Filter the records below down to lines containing "Corrected".

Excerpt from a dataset
[start]

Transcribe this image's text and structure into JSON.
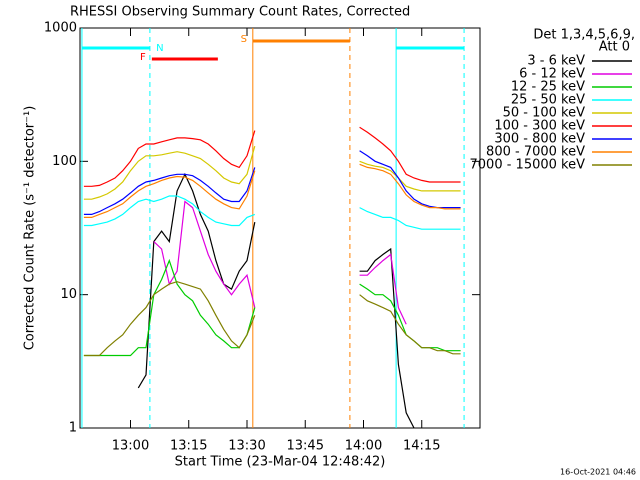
{
  "chart_data": {
    "type": "line",
    "title": "RHESSI Observing Summary Count Rates, Corrected",
    "xlabel": "Start Time (23-Mar-04 12:48:42)",
    "ylabel": "Corrected Count Rate (s⁻¹ detector⁻¹)",
    "legend_header": [
      "Det 1,3,4,5,6,9,",
      "Att 0"
    ],
    "footer": "16-Oct-2021 04:46",
    "log_y": true,
    "xlim": [
      767,
      870
    ],
    "xticks": [
      {
        "value": 780,
        "label": "13:00"
      },
      {
        "value": 795,
        "label": "13:15"
      },
      {
        "value": 810,
        "label": "13:30"
      },
      {
        "value": 825,
        "label": "13:45"
      },
      {
        "value": 840,
        "label": "14:00"
      },
      {
        "value": 855,
        "label": "14:15"
      }
    ],
    "ylim": [
      1,
      1000
    ],
    "yticks": [
      1,
      10,
      100,
      1000
    ],
    "x": [
      768,
      770,
      772,
      774,
      776,
      778,
      780,
      782,
      784,
      786,
      788,
      790,
      792,
      794,
      796,
      798,
      800,
      802,
      804,
      806,
      808,
      810,
      812,
      null,
      839,
      841,
      843,
      845,
      847,
      849,
      851,
      853,
      855,
      857,
      859,
      861,
      863,
      865
    ],
    "series": [
      {
        "name": "3 - 6 keV",
        "color": "#000000",
        "values": [
          null,
          null,
          null,
          null,
          null,
          null,
          null,
          2,
          2.5,
          25,
          30,
          25,
          60,
          80,
          60,
          40,
          30,
          18,
          12,
          11,
          15,
          18,
          35,
          null,
          15,
          15,
          18,
          20,
          22,
          3,
          1.3,
          1,
          null,
          null,
          null,
          null,
          null,
          null
        ]
      },
      {
        "name": "6 - 12 keV",
        "color": "#e000e0",
        "values": [
          null,
          null,
          null,
          null,
          null,
          null,
          null,
          null,
          null,
          25,
          22,
          12,
          15,
          50,
          45,
          30,
          20,
          15,
          12,
          10,
          12,
          14,
          8,
          null,
          14,
          14,
          16,
          18,
          20,
          8,
          6,
          null,
          null,
          null,
          null,
          null,
          null,
          null
        ]
      },
      {
        "name": "12 - 25 keV",
        "color": "#00cc00",
        "values": [
          3.5,
          3.5,
          3.5,
          3.5,
          3.5,
          3.5,
          3.5,
          4,
          4,
          10,
          13,
          18,
          12,
          10,
          9,
          7,
          6,
          5,
          4.5,
          4,
          4,
          5,
          8,
          null,
          12,
          11,
          10,
          10,
          9,
          7,
          5,
          4.5,
          4,
          4,
          4,
          3.8,
          3.8,
          3.8
        ]
      },
      {
        "name": "25 - 50 keV",
        "color": "#00ffff",
        "values": [
          33,
          33,
          34,
          35,
          37,
          40,
          45,
          50,
          52,
          50,
          52,
          55,
          55,
          52,
          48,
          42,
          38,
          35,
          34,
          33,
          33,
          38,
          40,
          null,
          45,
          42,
          40,
          38,
          38,
          36,
          33,
          32,
          31,
          31,
          31,
          31,
          31,
          31
        ]
      },
      {
        "name": "50 - 100 keV",
        "color": "#d4c800",
        "values": [
          52,
          52,
          54,
          57,
          62,
          70,
          85,
          100,
          110,
          110,
          112,
          115,
          118,
          115,
          110,
          105,
          95,
          85,
          75,
          70,
          68,
          80,
          130,
          null,
          100,
          95,
          92,
          90,
          85,
          75,
          65,
          62,
          60,
          60,
          60,
          60,
          60,
          60
        ]
      },
      {
        "name": "100 - 300 keV",
        "color": "#ff0000",
        "values": [
          65,
          65,
          66,
          70,
          75,
          85,
          100,
          125,
          135,
          135,
          140,
          145,
          150,
          150,
          148,
          145,
          135,
          120,
          105,
          95,
          90,
          110,
          170,
          null,
          180,
          165,
          150,
          135,
          120,
          100,
          80,
          75,
          72,
          70,
          70,
          70,
          70,
          70
        ]
      },
      {
        "name": "300 - 800 keV",
        "color": "#0000ff",
        "values": [
          40,
          40,
          42,
          45,
          48,
          52,
          58,
          65,
          70,
          72,
          75,
          78,
          80,
          80,
          78,
          72,
          65,
          58,
          52,
          50,
          50,
          60,
          90,
          null,
          120,
          110,
          100,
          95,
          90,
          75,
          60,
          52,
          48,
          46,
          45,
          45,
          45,
          45
        ]
      },
      {
        "name": "800 - 7000 keV",
        "color": "#ff8000",
        "values": [
          38,
          38,
          40,
          42,
          45,
          48,
          54,
          60,
          65,
          68,
          72,
          75,
          77,
          76,
          72,
          65,
          58,
          52,
          48,
          45,
          44,
          55,
          85,
          null,
          95,
          90,
          88,
          85,
          80,
          68,
          56,
          50,
          47,
          45,
          45,
          44,
          44,
          44
        ]
      },
      {
        "name": "7000 - 15000 keV",
        "color": "#808000",
        "values": [
          3.5,
          3.5,
          3.5,
          4,
          4.5,
          5,
          6,
          7,
          8,
          10,
          11,
          12,
          12.5,
          12,
          11.5,
          11,
          9,
          7,
          5.5,
          4.5,
          4,
          5,
          7,
          null,
          10,
          9,
          8.5,
          8,
          7.5,
          6,
          5,
          4.5,
          4,
          4,
          3.8,
          3.8,
          3.6,
          3.6
        ]
      }
    ],
    "vlines": [
      {
        "x": 767.5,
        "color": "#00ffff",
        "dashed": false
      },
      {
        "x": 785,
        "color": "#00ffff",
        "dashed": true
      },
      {
        "x": 811.5,
        "color": "#ff8000",
        "dashed": false
      },
      {
        "x": 836.5,
        "color": "#ff8000",
        "dashed": true
      },
      {
        "x": 848.4,
        "color": "#00ffff",
        "dashed": false
      },
      {
        "x": 865.9,
        "color": "#00ffff",
        "dashed": true
      }
    ],
    "flag_bars": [
      {
        "label": "N",
        "start": 767.5,
        "end": 785,
        "color": "#00ffff"
      },
      {
        "label": "F",
        "start": 785.5,
        "end": 802.5,
        "color": "#ff0000"
      },
      {
        "label": "S",
        "start": 811.5,
        "end": 836.5,
        "color": "#ff8000"
      },
      {
        "start": 848.4,
        "end": 865.9,
        "color": "#00ffff"
      }
    ]
  }
}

[end]

Solved exercise
    "title": "RHESSI Observing Summary Count Rates, Corrected",
    "ylabel": "Corrected Count Rate (s⁻¹ detector⁻¹)",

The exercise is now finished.